(Saved entries)
• • • •

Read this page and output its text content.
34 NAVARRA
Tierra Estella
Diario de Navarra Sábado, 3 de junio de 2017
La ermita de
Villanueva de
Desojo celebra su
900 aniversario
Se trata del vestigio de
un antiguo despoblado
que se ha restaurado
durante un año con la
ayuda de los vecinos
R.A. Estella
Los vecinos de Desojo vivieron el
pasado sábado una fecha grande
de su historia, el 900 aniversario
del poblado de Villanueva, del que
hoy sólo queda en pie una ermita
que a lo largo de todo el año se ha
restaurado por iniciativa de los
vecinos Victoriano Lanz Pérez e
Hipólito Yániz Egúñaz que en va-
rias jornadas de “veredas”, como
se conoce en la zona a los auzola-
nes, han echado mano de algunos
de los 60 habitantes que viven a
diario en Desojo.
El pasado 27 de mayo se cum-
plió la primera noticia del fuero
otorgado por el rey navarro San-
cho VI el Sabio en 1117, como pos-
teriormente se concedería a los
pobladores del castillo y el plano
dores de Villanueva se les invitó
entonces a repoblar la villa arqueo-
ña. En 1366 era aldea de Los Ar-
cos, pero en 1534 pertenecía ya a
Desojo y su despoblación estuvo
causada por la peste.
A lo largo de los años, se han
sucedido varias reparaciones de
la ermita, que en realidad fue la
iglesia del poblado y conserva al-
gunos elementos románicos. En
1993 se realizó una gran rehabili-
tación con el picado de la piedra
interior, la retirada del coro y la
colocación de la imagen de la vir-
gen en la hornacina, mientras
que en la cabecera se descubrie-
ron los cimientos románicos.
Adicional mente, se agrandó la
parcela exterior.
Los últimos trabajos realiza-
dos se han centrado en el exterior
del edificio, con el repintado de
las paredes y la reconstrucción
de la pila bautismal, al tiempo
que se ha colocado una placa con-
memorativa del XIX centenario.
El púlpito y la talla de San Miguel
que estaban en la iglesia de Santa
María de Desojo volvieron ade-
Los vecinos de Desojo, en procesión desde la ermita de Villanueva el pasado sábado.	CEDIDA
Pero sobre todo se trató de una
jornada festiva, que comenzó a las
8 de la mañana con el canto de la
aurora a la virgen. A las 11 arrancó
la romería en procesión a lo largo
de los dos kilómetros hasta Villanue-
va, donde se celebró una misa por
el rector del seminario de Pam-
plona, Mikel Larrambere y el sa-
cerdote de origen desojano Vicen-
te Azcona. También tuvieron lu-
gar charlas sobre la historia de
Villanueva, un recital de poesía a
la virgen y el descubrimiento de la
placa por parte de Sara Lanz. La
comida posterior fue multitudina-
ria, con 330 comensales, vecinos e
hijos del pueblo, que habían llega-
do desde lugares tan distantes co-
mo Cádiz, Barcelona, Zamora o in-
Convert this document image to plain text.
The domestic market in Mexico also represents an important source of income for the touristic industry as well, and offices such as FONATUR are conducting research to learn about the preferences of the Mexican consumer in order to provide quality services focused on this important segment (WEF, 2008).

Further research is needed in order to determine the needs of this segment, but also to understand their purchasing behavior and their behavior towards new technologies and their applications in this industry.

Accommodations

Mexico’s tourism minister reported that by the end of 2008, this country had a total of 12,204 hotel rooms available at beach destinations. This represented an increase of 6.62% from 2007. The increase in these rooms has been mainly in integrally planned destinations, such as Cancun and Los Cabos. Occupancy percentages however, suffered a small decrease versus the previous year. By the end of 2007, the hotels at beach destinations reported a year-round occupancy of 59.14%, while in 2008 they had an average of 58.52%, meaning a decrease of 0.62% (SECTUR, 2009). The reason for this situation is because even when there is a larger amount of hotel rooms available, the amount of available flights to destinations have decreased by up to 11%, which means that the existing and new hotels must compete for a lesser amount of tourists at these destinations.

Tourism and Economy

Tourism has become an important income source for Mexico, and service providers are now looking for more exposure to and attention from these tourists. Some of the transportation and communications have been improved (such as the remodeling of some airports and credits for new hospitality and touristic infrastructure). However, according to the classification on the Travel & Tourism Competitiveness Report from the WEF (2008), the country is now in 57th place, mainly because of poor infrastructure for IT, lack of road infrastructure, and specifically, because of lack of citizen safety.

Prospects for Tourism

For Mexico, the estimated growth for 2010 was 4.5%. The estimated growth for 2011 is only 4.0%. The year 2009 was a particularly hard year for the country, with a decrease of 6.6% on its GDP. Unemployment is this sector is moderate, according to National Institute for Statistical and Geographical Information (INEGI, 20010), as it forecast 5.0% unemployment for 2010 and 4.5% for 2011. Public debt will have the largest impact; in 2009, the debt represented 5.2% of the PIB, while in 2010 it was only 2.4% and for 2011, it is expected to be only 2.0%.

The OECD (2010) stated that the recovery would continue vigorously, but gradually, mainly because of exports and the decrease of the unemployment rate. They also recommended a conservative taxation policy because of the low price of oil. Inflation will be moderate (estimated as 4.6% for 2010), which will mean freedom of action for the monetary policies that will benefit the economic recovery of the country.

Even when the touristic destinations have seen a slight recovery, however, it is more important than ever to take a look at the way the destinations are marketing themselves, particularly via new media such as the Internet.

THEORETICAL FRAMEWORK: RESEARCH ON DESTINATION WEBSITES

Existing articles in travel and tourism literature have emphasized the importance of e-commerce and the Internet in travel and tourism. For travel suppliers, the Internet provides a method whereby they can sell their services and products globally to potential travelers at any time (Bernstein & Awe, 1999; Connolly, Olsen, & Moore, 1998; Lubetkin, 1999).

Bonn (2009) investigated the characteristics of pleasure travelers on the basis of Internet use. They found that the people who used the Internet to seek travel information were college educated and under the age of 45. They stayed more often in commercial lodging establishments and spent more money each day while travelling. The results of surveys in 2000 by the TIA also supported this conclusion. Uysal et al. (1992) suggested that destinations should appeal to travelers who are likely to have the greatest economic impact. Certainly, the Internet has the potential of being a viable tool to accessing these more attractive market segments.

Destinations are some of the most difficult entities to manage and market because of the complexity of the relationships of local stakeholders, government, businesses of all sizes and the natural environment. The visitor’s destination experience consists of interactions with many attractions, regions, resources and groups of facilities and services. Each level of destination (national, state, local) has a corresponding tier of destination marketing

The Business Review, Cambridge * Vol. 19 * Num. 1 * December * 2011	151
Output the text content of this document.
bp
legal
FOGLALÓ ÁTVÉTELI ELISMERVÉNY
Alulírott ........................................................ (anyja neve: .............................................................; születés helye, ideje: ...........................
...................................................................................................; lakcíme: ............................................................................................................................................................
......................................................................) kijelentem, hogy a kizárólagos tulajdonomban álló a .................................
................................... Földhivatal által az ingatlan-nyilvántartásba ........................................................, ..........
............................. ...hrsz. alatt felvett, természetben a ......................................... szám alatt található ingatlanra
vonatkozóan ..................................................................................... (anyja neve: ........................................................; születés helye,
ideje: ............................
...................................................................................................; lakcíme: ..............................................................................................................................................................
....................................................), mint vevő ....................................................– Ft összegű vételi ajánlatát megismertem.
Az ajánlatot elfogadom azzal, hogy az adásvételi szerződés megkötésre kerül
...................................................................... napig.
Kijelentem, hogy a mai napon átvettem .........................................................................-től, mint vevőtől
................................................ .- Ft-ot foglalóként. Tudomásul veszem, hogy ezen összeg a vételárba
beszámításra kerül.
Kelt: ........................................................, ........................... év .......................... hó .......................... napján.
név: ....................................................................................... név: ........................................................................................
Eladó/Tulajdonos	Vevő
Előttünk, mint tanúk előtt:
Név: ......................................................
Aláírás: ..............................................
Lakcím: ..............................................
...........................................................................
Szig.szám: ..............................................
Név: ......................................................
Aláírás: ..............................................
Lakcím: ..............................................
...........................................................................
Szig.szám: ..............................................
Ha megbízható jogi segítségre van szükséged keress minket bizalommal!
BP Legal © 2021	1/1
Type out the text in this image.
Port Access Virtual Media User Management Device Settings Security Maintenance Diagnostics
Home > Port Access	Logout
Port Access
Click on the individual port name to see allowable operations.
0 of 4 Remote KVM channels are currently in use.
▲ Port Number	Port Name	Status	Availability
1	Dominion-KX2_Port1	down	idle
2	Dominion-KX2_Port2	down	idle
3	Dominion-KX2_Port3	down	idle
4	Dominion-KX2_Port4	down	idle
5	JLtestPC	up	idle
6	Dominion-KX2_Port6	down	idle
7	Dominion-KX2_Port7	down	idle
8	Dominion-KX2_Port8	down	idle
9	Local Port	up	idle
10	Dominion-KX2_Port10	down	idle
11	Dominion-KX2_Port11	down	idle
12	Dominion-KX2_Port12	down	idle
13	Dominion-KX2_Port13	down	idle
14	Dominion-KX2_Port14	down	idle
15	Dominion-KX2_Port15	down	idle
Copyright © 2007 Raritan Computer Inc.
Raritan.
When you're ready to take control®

• • • •

Select every line where the word "ermita" occurs.

La ermita de
hoy sólo queda en pie una ermita
la ermita, que en realidad fue la
Los vecinos de Desojo, en procesión desde la ermita de Villanueva el pasado sábado.	CEDIDA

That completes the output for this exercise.